Aim of the task:
Tally the lines holding the word "document" and state the count by itself.

________

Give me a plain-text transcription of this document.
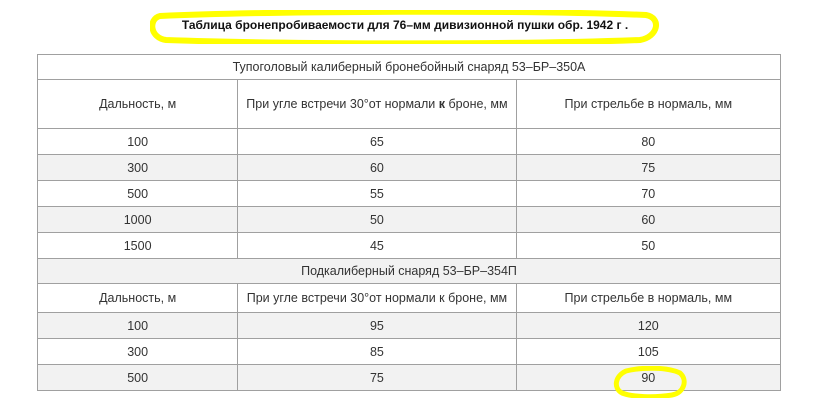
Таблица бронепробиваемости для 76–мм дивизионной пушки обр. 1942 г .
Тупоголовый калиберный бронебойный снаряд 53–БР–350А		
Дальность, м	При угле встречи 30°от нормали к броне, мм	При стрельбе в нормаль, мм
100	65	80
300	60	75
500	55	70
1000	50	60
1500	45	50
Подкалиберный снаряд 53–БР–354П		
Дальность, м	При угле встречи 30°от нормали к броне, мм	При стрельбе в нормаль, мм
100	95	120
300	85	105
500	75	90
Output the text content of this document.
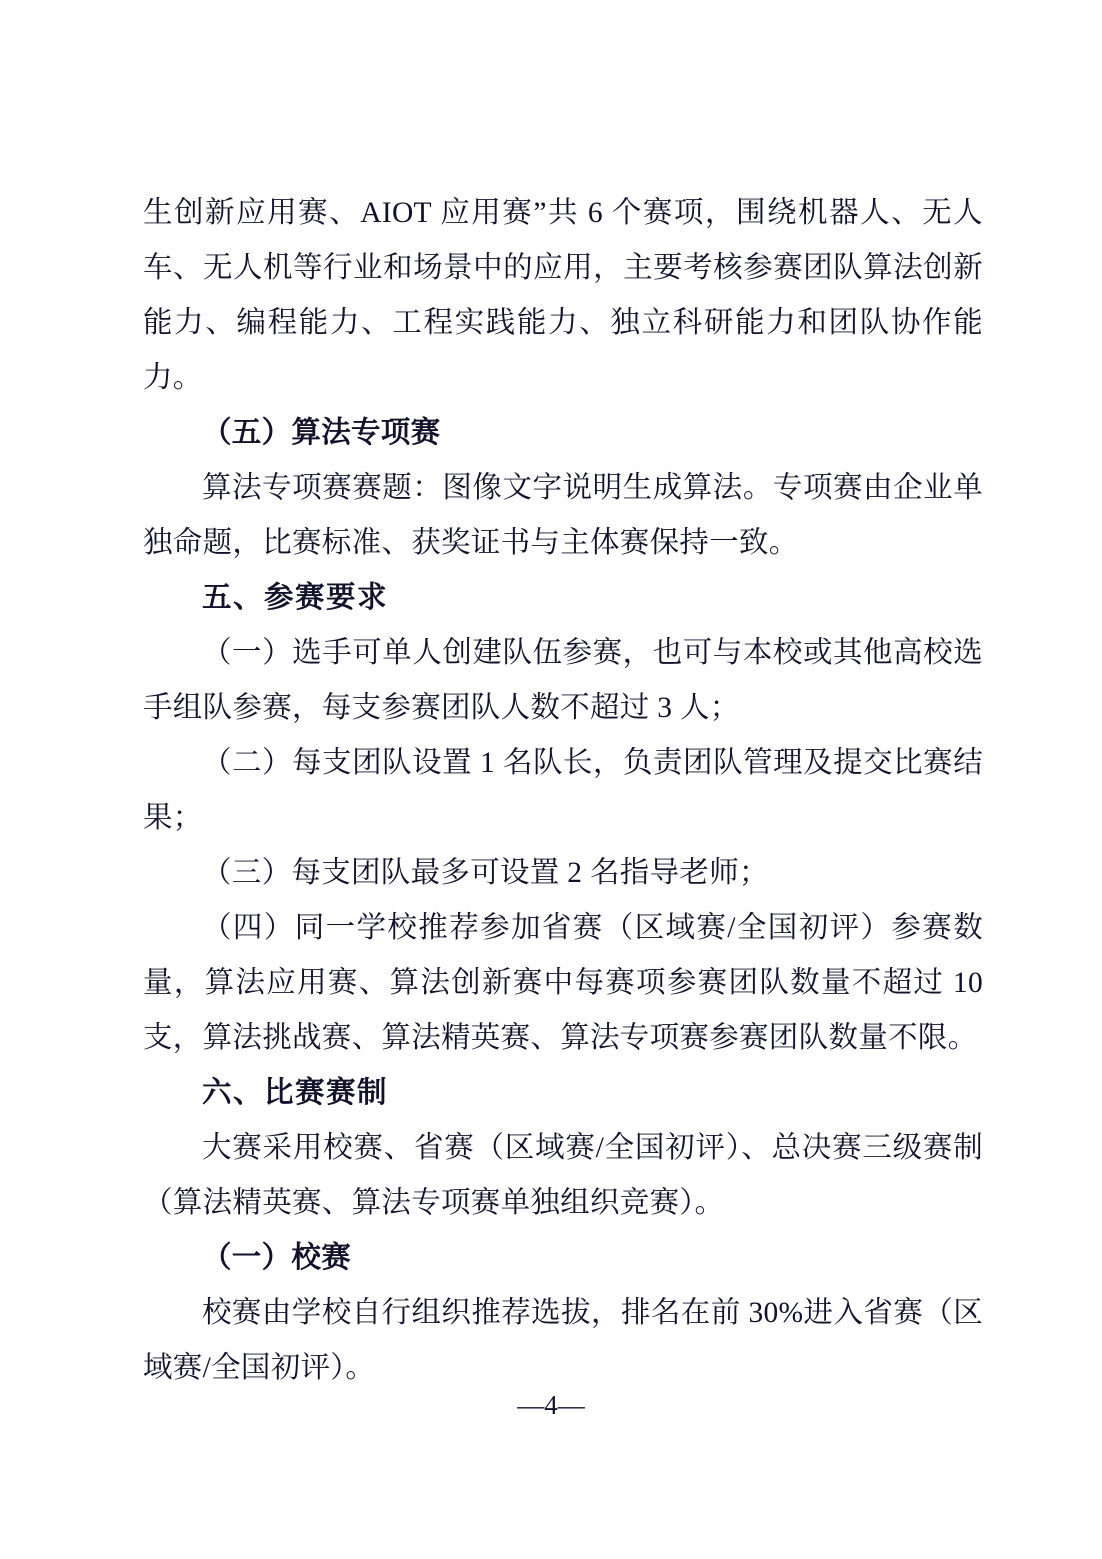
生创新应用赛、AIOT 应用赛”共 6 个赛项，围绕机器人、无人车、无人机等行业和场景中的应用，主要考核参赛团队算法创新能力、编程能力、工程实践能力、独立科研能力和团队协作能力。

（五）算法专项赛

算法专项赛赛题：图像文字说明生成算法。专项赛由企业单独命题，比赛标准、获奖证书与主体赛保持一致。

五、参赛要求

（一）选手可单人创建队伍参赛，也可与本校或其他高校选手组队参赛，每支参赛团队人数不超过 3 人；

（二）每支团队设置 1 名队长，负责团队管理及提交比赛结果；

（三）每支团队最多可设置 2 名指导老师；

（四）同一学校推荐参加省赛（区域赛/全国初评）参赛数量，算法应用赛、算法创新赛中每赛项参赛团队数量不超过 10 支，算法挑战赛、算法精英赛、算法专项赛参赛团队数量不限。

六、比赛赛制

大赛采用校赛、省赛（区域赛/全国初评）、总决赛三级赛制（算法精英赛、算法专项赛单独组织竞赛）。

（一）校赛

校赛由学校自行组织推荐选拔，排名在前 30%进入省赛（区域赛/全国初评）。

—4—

________

Answer for the task:
2